▶ Job
Copy out all of the material exactly.

▶ Data listing

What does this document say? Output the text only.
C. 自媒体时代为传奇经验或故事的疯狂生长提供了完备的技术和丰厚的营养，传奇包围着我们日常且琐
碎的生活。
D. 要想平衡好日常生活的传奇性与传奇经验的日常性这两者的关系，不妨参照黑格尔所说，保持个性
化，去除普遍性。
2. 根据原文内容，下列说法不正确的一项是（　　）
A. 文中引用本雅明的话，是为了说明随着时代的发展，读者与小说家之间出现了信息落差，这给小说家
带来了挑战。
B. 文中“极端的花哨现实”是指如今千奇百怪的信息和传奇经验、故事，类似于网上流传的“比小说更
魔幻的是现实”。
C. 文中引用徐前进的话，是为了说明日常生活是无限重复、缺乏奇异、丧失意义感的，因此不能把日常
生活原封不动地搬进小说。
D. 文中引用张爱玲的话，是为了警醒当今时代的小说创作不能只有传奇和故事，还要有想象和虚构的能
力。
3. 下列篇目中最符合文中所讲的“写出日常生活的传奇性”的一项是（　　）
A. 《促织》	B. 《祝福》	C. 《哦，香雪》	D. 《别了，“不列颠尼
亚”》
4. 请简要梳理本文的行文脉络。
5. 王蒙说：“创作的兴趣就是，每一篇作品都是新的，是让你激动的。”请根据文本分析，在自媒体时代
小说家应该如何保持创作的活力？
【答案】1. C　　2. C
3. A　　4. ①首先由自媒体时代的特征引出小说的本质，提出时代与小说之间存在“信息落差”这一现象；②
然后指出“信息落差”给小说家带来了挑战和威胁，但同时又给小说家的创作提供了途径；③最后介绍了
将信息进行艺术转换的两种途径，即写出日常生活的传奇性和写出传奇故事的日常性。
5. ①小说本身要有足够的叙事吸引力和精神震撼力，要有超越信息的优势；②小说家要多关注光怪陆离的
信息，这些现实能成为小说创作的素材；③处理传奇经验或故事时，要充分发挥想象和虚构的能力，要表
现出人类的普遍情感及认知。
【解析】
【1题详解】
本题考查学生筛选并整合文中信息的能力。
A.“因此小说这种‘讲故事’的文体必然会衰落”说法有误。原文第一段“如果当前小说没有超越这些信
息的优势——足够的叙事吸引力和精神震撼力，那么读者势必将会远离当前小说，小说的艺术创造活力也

▶ Exercise output
What does this document say? Output the text only.
C. 自媒体时代为传奇经验或故事的疯狂生长提供了完备的技术和丰厚的营养，传奇包围着我们日常且琐
碎的生活。
D. 要想平衡好日常生活的传奇性与传奇经验的日常性这两者的关系，不妨参照黑格尔所说，保持个性
化，去除普遍性。
2. 根据原文内容，下列说法不正确的一项是（　　）
A. 文中引用本雅明的话，是为了说明随着时代的发展，读者与小说家之间出现了信息落差，这给小说家
带来了挑战。
B. 文中“极端的花哨现实”是指如今千奇百怪的信息和传奇经验、故事，类似于网上流传的“比小说更
魔幻的是现实”。
C. 文中引用徐前进的话，是为了说明日常生活是无限重复、缺乏奇异、丧失意义感的，因此不能把日常
生活原封不动地搬进小说。
D. 文中引用张爱玲的话，是为了警醒当今时代的小说创作不能只有传奇和故事，还要有想象和虚构的能
力。
3. 下列篇目中最符合文中所讲的“写出日常生活的传奇性”的一项是（　　）
A. 《促织》	B. 《祝福》	C. 《哦，香雪》	D. 《别了，“不列颠尼
亚”》
4. 请简要梳理本文的行文脉络。
5. 王蒙说：“创作的兴趣就是，每一篇作品都是新的，是让你激动的。”请根据文本分析，在自媒体时代
小说家应该如何保持创作的活力？
【答案】1. C　　2. C
3. A　　4. ①首先由自媒体时代的特征引出小说的本质，提出时代与小说之间存在“信息落差”这一现象；②
然后指出“信息落差”给小说家带来了挑战和威胁，但同时又给小说家的创作提供了途径；③最后介绍了
将信息进行艺术转换的两种途径，即写出日常生活的传奇性和写出传奇故事的日常性。
5. ①小说本身要有足够的叙事吸引力和精神震撼力，要有超越信息的优势；②小说家要多关注光怪陆离的
信息，这些现实能成为小说创作的素材；③处理传奇经验或故事时，要充分发挥想象和虚构的能力，要表
现出人类的普遍情感及认知。
【解析】
【1题详解】
本题考查学生筛选并整合文中信息的能力。
A.“因此小说这种‘讲故事’的文体必然会衰落”说法有误。原文第一段“如果当前小说没有超越这些信
息的优势——足够的叙事吸引力和精神震撼力，那么读者势必将会远离当前小说，小说的艺术创造活力也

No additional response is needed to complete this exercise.